**Task objective:** Return each line of the listing that contains the string "than".

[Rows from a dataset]
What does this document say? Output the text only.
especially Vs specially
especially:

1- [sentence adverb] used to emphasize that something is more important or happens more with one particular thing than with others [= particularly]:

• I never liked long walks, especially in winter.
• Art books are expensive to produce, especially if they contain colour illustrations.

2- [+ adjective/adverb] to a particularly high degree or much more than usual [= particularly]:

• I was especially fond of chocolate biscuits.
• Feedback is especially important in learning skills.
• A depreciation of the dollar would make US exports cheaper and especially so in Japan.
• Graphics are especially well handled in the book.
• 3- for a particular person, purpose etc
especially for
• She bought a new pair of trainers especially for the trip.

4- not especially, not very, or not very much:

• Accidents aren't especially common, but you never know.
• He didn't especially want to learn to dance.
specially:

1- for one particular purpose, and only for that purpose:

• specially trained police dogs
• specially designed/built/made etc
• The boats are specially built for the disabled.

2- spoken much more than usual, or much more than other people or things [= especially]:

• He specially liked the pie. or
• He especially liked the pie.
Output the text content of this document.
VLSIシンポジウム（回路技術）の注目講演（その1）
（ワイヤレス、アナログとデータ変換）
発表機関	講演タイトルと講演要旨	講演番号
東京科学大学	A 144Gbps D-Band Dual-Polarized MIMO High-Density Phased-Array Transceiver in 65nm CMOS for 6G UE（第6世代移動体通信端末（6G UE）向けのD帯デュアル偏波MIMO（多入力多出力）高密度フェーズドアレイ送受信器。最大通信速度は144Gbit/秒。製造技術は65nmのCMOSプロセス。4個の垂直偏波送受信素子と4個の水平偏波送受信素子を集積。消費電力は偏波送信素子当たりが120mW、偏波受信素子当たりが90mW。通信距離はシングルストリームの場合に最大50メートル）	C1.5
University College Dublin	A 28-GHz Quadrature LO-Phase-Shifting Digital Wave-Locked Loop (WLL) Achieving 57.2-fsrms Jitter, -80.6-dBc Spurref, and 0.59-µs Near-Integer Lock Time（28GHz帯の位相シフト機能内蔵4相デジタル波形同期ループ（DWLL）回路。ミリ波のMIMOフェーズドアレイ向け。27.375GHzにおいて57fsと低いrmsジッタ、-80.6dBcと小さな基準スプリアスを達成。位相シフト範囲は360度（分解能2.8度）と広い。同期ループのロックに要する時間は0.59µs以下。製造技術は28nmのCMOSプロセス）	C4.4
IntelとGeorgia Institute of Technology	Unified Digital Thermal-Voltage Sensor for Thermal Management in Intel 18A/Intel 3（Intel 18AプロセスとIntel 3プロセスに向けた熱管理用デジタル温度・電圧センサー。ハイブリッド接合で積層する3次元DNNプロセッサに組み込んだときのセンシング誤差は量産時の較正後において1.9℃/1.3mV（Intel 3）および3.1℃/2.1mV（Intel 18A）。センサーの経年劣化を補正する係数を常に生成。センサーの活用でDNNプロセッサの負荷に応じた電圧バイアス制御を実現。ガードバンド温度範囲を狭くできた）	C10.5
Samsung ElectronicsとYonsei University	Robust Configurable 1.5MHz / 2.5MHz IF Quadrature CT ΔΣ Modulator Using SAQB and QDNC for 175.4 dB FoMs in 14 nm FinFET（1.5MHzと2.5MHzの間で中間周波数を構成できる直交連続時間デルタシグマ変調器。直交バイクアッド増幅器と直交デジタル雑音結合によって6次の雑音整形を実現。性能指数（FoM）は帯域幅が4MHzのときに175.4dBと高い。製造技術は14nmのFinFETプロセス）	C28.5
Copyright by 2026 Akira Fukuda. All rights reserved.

**Solution below:**
1- [sentence adverb] used to emphasize that something is more important or happens more with one particular thing than with others [= particularly]:
2- [+ adjective/adverb] to a particularly high degree or much more than usual [= particularly]:
2- spoken much more than usual, or much more than other people or things [= especially]:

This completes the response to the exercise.